▶ **EXERCISE GOAL**
How many lines of the records hold the string "moral"? Reply with the number alone.

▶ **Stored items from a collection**

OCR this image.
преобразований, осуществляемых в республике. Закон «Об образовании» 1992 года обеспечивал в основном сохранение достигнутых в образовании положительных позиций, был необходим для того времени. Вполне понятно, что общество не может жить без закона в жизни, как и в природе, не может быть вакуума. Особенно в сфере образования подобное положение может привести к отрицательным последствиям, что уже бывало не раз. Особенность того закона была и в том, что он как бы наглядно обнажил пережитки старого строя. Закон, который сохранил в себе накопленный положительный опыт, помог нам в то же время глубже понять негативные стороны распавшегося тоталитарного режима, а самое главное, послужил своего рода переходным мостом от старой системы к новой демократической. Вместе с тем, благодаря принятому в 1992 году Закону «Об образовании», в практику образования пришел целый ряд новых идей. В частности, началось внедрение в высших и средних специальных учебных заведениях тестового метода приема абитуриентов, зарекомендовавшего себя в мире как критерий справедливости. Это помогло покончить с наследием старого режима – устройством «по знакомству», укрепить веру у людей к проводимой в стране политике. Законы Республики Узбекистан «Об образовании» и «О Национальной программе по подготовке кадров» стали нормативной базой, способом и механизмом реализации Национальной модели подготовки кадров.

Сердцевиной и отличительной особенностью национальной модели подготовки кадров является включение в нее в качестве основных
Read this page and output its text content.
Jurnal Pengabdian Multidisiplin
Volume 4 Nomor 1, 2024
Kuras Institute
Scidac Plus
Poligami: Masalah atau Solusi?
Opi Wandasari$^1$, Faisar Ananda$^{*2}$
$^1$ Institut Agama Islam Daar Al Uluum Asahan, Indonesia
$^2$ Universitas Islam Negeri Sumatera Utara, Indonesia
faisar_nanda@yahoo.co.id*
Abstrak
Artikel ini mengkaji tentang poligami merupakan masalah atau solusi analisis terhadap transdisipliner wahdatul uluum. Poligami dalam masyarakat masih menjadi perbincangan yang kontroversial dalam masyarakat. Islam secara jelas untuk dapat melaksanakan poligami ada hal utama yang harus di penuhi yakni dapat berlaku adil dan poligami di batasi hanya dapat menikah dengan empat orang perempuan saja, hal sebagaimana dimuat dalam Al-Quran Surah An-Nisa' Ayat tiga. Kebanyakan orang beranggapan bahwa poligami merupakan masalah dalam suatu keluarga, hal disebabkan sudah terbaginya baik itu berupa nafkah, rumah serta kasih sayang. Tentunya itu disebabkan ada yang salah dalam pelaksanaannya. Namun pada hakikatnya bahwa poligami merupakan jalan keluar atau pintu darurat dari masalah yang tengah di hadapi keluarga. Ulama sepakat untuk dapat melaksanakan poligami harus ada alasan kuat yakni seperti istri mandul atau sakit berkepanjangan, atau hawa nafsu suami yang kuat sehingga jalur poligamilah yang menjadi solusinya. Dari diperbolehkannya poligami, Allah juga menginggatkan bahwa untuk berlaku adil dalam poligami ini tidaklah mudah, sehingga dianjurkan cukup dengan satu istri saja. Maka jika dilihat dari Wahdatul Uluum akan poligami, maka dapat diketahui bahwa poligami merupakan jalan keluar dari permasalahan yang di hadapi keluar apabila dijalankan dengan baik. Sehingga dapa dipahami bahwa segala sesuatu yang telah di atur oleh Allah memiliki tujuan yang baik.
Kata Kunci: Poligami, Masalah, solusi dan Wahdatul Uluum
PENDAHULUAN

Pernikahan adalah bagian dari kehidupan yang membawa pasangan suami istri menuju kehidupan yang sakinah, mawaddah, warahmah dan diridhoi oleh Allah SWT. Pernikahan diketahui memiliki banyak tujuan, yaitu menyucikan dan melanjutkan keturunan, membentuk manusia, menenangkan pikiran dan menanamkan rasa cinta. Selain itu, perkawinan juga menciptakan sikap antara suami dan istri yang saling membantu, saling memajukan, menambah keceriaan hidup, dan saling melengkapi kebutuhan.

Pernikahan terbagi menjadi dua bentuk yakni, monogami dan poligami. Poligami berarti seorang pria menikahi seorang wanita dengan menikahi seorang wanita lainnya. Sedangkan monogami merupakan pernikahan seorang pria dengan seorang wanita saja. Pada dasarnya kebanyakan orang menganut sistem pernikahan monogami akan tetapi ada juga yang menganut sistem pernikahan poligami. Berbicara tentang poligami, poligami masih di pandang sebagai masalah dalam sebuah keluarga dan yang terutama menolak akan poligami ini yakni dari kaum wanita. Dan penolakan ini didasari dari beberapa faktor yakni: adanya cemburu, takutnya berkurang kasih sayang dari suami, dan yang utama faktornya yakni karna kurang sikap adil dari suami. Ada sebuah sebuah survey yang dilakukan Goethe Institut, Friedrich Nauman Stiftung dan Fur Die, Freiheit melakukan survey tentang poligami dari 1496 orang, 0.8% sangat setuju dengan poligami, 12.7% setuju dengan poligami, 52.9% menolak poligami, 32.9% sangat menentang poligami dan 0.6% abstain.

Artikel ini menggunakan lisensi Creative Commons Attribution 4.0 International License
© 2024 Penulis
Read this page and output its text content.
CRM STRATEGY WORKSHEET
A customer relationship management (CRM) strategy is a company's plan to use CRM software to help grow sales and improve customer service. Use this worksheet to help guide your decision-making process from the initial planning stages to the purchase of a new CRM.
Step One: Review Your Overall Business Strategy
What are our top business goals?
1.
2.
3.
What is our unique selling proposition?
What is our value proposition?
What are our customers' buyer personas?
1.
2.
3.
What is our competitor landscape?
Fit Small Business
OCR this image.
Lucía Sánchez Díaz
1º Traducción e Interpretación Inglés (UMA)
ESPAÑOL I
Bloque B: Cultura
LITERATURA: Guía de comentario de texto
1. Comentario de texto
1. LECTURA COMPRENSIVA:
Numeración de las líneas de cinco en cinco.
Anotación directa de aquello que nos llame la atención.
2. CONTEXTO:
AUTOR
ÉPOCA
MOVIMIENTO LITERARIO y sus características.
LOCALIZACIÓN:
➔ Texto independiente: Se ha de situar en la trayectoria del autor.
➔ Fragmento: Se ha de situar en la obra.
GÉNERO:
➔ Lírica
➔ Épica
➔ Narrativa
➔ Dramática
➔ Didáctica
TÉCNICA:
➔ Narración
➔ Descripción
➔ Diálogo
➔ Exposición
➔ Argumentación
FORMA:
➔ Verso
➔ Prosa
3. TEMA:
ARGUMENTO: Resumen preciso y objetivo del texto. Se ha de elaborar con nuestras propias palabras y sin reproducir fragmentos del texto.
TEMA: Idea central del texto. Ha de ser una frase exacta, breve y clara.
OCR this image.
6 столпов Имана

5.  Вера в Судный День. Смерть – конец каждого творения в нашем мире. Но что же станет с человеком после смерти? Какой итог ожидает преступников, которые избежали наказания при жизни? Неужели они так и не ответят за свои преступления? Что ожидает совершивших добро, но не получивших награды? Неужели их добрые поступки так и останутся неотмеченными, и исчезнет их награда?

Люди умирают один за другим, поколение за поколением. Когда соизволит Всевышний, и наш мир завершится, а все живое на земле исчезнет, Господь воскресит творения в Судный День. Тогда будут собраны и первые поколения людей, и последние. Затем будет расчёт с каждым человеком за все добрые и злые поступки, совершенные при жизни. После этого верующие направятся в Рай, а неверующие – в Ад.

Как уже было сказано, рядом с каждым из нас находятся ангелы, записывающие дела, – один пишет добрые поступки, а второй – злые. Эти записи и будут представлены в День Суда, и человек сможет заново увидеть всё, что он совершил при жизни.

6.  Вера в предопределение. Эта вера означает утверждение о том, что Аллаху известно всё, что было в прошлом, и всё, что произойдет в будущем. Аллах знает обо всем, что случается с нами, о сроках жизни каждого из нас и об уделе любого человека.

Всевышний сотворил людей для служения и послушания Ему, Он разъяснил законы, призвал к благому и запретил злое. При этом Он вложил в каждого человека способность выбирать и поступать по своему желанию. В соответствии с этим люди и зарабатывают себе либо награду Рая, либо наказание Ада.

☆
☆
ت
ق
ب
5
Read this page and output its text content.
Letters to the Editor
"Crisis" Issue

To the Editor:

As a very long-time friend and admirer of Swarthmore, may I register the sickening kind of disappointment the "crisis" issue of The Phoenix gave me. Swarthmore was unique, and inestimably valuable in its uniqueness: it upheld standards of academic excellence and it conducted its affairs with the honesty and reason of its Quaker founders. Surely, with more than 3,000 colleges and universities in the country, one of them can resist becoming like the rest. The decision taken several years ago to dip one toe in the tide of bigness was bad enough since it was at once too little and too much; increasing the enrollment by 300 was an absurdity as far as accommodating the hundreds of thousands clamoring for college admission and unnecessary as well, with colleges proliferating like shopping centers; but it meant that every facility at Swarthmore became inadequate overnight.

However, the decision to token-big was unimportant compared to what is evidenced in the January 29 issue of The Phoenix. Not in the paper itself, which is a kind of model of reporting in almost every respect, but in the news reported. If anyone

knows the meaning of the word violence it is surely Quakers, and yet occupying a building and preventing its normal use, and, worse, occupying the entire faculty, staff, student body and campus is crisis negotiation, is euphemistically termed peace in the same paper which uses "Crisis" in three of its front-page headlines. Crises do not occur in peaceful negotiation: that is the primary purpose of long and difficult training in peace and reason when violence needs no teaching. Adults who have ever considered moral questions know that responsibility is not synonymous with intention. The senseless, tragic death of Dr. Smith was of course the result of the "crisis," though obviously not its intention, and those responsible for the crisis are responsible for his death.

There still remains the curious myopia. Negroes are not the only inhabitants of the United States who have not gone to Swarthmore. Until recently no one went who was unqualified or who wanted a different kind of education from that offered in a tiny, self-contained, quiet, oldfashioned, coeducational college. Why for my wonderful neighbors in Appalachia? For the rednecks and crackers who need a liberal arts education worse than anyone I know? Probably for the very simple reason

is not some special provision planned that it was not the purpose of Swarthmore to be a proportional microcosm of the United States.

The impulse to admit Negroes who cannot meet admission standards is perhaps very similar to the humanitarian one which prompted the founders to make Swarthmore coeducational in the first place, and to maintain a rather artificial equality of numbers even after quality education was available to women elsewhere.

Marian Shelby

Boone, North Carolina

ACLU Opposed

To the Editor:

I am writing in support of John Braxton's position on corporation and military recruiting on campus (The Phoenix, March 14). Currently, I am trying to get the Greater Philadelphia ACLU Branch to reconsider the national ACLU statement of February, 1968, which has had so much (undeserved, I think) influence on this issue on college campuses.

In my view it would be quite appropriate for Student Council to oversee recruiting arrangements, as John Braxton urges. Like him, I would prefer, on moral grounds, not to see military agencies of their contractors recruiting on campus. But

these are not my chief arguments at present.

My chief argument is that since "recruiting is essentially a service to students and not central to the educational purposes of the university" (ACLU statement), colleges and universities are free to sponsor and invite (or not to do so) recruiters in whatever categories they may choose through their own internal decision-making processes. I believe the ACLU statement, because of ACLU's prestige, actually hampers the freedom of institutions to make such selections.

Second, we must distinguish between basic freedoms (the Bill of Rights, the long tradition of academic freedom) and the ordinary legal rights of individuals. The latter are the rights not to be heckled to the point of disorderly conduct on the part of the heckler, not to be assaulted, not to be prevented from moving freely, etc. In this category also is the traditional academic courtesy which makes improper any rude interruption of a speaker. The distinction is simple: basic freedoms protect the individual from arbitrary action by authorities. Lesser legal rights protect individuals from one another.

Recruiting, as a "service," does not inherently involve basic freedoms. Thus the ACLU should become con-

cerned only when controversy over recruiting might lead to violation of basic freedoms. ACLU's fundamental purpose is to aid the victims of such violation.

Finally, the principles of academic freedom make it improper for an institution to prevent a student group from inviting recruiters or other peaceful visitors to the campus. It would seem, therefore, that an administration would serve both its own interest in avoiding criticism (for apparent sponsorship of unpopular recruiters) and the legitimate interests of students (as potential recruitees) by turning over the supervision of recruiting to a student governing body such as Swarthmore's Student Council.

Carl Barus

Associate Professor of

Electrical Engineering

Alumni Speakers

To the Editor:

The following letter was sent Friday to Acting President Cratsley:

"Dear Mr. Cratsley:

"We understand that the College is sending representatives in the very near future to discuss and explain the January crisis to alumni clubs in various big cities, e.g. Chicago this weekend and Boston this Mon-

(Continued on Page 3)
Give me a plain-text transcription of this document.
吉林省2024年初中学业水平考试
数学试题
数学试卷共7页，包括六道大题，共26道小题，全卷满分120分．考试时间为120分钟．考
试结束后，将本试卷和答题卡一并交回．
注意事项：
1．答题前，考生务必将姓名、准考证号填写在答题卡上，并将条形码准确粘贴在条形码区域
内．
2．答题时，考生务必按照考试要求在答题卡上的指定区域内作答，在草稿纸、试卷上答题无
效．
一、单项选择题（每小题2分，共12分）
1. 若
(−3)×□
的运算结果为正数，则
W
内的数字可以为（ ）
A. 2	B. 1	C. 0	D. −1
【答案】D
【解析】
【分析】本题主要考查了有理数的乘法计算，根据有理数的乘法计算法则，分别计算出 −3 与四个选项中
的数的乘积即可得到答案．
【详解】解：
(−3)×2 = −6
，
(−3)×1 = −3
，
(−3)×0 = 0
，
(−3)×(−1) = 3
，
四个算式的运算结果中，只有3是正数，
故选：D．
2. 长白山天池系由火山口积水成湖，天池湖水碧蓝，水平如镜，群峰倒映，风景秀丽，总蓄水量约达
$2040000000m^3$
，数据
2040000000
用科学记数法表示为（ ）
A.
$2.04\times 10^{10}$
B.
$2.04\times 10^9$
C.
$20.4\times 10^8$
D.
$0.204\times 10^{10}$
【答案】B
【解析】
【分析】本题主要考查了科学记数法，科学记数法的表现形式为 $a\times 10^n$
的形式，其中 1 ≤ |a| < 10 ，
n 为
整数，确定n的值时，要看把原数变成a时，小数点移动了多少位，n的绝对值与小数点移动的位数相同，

▶ **TASK RESPONSE**
2